Task directions »
Select all lines with the string "when" in them, and copy those lines.

Data supplied »
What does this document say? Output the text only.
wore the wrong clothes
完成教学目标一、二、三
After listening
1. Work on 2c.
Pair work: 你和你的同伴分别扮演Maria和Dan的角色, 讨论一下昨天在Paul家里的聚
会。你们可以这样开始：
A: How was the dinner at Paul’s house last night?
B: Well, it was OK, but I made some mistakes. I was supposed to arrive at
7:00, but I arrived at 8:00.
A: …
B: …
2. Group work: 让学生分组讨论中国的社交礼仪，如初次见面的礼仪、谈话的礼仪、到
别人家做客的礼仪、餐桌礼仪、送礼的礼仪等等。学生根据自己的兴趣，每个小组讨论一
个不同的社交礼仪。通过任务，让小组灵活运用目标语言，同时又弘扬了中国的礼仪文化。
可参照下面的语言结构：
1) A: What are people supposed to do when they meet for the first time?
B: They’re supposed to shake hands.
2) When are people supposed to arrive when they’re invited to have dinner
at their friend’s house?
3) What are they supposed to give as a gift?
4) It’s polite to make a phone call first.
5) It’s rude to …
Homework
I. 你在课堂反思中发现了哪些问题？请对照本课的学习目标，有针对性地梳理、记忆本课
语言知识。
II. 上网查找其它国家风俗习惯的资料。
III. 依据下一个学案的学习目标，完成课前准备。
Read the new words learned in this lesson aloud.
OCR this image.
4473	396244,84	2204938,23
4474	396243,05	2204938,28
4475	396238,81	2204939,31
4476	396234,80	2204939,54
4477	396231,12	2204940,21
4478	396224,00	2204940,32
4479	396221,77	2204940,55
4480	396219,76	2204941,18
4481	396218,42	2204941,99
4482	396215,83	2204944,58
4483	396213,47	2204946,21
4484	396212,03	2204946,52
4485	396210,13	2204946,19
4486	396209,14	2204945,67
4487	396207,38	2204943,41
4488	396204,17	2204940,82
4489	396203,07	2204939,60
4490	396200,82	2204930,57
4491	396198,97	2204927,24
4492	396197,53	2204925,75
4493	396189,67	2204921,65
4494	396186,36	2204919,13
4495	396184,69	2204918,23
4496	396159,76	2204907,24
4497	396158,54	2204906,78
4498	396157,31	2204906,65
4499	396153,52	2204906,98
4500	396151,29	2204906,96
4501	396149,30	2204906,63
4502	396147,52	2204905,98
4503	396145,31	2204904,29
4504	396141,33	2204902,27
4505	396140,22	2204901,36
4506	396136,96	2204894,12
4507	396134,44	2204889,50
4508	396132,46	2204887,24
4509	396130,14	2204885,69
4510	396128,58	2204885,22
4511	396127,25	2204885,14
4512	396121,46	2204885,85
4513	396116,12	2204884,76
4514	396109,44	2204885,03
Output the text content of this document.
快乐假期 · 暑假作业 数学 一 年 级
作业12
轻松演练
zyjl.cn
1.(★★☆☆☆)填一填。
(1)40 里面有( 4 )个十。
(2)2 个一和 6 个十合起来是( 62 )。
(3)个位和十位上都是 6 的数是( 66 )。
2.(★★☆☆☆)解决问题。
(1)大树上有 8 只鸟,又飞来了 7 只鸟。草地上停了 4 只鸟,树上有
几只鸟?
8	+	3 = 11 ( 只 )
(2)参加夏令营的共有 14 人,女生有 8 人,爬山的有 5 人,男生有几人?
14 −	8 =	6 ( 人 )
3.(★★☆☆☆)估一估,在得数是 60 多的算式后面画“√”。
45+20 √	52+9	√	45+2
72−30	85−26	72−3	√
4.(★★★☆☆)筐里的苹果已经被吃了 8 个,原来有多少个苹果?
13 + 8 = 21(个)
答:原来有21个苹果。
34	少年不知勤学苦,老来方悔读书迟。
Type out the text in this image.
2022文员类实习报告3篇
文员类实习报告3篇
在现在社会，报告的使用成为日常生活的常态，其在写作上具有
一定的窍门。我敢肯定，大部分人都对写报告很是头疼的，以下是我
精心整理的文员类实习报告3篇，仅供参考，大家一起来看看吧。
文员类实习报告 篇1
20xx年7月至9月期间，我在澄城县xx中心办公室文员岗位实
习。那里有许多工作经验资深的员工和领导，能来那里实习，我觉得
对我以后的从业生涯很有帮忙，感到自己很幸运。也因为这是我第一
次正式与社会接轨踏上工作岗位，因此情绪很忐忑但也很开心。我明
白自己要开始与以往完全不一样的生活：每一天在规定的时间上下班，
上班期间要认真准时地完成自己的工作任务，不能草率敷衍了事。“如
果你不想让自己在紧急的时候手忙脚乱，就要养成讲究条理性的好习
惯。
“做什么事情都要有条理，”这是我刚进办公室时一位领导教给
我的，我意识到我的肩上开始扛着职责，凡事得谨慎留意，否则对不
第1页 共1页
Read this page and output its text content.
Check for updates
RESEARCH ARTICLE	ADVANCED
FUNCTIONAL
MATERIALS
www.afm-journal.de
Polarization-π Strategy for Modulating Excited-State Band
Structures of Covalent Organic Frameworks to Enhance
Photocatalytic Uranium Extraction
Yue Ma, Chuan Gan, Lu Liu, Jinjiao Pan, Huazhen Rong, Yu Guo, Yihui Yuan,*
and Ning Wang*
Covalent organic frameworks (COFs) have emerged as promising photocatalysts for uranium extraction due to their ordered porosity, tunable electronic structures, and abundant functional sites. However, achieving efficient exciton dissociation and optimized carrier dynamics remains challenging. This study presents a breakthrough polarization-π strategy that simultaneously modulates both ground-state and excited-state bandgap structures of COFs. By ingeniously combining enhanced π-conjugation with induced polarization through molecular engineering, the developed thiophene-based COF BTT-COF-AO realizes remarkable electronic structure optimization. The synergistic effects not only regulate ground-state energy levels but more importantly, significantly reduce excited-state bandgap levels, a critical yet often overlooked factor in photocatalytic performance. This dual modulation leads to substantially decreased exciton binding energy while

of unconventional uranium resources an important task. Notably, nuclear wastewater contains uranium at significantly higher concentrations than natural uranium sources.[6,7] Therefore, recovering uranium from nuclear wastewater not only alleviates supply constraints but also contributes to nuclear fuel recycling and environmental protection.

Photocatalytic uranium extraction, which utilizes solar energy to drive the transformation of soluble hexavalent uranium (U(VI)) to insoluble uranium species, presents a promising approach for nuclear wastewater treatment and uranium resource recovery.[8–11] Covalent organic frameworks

Full response »
1) A: What are people supposed to do when they meet for the first time?
2) When are people supposed to arrive when they’re invited to have dinner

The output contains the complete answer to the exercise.